Problem description: In the entries below, find the lines with the word "datetime" and copy them.

## BEGIN

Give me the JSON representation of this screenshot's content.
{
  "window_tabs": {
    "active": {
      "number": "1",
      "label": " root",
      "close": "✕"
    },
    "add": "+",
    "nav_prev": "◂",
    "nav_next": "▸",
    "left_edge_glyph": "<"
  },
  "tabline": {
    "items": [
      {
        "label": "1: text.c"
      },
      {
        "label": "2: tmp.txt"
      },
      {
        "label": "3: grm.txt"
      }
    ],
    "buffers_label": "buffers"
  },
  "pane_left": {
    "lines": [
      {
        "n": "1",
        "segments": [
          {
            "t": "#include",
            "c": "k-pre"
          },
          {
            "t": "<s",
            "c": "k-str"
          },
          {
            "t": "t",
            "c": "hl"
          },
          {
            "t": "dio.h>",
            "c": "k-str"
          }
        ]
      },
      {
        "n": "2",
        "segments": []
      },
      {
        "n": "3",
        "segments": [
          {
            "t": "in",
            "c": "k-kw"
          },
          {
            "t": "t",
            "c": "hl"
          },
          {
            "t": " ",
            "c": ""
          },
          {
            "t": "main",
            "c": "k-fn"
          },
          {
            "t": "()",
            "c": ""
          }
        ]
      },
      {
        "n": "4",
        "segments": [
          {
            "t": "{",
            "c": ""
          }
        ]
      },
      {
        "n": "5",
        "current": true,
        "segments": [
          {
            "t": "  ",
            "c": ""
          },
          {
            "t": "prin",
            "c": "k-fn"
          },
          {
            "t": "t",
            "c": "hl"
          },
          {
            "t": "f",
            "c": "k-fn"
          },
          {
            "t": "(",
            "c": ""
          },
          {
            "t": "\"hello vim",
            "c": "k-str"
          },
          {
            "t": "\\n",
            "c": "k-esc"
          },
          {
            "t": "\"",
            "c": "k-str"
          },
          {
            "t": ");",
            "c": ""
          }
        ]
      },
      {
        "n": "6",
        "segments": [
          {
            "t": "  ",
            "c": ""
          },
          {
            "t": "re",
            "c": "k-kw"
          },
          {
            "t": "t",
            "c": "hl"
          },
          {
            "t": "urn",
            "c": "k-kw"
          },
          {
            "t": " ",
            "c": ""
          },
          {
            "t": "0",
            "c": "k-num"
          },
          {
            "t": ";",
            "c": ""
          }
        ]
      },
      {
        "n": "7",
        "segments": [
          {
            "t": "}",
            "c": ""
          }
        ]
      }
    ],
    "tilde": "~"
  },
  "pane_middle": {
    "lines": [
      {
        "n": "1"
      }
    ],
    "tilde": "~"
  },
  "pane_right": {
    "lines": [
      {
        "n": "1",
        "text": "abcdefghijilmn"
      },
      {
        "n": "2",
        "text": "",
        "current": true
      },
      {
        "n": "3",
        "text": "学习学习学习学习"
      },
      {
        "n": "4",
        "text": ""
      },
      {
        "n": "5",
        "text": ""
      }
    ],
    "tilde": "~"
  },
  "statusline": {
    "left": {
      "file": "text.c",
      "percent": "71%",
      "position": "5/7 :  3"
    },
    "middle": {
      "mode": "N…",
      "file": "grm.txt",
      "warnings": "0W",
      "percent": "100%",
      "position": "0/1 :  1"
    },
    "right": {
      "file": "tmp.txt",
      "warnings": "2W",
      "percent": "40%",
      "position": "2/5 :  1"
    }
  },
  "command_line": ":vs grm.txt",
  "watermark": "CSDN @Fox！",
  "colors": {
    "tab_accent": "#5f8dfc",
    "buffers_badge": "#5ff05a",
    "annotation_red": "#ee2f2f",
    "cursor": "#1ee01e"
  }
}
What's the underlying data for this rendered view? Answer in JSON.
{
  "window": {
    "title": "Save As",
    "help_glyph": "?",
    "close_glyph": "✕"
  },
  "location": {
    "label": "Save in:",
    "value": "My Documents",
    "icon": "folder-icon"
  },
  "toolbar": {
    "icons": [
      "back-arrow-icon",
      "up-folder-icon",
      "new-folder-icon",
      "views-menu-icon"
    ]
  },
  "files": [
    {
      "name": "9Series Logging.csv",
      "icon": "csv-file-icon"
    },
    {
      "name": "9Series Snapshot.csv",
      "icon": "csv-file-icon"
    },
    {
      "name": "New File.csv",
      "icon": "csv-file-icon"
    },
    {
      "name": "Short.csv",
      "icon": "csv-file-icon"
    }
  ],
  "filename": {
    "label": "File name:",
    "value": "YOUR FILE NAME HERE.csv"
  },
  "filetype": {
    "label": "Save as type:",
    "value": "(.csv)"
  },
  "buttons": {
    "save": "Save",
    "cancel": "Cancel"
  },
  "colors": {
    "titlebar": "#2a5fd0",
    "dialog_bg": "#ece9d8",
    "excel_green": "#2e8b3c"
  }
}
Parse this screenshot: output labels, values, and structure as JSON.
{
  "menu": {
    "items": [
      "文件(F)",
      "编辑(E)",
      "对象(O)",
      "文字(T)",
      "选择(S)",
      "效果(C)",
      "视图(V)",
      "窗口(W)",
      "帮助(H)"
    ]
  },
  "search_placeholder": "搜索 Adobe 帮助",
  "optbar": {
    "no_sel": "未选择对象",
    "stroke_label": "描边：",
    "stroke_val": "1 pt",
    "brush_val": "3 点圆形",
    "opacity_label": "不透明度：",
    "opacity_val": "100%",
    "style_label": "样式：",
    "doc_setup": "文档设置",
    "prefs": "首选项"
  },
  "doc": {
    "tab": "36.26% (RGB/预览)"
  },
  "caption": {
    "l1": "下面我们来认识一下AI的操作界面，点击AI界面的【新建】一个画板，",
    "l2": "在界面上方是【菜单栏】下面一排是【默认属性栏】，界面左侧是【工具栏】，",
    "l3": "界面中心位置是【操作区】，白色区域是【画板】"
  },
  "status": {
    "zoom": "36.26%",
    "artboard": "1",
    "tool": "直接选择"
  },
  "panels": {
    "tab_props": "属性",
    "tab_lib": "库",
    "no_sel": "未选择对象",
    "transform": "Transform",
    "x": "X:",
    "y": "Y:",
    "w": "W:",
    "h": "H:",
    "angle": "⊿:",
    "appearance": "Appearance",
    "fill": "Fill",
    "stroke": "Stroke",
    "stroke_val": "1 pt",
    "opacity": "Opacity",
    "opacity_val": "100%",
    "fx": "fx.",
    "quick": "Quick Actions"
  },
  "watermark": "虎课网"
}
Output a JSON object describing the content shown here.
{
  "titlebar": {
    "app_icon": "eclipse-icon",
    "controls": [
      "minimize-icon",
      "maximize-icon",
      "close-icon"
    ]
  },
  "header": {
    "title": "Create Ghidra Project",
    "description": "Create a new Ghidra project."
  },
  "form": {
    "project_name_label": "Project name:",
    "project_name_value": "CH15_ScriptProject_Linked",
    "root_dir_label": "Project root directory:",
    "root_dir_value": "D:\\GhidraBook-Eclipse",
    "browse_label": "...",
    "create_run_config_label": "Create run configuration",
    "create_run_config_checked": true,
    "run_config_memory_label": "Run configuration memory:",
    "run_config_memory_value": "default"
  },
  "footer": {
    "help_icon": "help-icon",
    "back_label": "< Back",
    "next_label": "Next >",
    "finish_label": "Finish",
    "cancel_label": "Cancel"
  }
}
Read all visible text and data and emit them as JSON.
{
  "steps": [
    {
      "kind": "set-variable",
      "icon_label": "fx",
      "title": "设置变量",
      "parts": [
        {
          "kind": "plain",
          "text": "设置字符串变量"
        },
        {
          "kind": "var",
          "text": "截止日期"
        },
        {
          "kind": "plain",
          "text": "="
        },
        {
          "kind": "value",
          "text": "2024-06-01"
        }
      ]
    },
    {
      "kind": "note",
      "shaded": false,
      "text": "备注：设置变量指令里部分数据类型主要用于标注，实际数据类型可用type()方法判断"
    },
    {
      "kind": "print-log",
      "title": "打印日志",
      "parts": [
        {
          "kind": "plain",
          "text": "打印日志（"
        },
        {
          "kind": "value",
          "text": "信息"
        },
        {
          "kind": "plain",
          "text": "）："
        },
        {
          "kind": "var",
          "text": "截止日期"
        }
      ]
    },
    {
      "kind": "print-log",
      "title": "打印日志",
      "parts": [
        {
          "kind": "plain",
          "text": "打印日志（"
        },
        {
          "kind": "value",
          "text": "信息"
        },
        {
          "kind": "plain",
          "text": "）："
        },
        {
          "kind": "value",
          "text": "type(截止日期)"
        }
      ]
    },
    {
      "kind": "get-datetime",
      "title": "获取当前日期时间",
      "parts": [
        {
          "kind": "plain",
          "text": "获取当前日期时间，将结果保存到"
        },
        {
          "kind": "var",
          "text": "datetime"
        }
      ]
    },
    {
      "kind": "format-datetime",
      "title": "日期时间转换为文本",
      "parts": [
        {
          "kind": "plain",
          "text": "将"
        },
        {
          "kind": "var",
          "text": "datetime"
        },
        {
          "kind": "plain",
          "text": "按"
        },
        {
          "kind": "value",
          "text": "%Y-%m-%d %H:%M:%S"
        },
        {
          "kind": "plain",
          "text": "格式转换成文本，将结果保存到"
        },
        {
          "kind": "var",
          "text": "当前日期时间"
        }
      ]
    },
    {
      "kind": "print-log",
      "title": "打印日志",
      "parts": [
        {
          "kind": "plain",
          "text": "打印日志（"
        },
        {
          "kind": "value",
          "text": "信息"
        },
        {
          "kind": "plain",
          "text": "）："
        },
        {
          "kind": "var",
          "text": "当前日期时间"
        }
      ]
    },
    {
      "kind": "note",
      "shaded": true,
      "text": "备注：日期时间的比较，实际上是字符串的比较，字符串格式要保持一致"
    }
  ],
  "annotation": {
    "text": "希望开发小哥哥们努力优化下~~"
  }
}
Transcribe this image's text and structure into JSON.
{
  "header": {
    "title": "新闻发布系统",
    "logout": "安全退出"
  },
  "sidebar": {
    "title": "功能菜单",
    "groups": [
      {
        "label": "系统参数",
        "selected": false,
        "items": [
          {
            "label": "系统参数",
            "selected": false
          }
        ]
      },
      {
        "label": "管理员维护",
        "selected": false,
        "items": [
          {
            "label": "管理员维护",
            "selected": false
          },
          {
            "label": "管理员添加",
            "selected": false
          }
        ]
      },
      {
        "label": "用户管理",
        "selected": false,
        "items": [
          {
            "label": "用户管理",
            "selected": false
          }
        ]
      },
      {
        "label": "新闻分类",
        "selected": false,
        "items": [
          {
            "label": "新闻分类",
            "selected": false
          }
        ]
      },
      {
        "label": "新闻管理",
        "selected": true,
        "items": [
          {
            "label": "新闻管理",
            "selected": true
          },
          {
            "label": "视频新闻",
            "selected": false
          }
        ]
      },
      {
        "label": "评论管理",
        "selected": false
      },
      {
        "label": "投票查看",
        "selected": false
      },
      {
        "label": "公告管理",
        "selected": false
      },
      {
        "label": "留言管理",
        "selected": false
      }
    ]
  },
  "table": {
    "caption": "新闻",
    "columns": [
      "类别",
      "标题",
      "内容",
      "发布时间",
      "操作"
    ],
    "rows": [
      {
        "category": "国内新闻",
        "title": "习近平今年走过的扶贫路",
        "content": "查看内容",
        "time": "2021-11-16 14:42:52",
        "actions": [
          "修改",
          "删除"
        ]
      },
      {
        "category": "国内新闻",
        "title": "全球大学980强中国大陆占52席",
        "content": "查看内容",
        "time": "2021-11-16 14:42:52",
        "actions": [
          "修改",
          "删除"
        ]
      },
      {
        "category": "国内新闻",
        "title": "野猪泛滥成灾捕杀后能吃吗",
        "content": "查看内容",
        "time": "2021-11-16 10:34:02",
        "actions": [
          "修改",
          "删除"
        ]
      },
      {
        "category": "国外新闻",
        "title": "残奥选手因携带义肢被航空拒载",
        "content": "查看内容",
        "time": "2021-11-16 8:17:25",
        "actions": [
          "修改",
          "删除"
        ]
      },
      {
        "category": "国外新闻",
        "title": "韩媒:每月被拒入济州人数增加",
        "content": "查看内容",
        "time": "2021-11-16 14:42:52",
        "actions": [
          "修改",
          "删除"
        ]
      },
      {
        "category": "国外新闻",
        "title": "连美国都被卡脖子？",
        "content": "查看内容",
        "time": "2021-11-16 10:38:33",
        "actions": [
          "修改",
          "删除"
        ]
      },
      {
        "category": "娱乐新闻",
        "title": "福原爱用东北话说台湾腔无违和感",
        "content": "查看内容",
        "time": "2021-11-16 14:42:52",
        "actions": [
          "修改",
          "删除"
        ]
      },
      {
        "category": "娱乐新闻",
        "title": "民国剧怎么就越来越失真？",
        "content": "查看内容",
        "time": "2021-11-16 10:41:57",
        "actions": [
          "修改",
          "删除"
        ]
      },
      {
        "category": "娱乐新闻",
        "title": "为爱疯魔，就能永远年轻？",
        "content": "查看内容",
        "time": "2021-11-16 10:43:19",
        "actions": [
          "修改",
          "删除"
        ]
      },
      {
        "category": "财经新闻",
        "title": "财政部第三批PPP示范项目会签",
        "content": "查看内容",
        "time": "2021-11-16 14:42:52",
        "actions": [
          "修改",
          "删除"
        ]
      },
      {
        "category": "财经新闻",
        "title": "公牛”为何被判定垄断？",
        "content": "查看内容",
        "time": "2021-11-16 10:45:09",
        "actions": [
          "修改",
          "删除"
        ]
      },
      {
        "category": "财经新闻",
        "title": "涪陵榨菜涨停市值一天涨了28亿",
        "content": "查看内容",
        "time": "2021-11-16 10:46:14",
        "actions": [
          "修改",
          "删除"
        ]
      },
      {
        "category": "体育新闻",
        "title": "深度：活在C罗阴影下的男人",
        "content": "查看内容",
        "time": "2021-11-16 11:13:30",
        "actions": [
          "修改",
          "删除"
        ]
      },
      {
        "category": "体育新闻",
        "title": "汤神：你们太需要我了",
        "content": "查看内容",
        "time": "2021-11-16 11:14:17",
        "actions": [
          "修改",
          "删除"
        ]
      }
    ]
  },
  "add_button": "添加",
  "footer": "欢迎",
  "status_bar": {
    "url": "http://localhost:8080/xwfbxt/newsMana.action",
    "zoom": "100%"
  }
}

## END

Solution for this exercise:
      "kind": "get-datetime",
          "text": "datetime"
      "kind": "format-datetime",
          "text": "datetime"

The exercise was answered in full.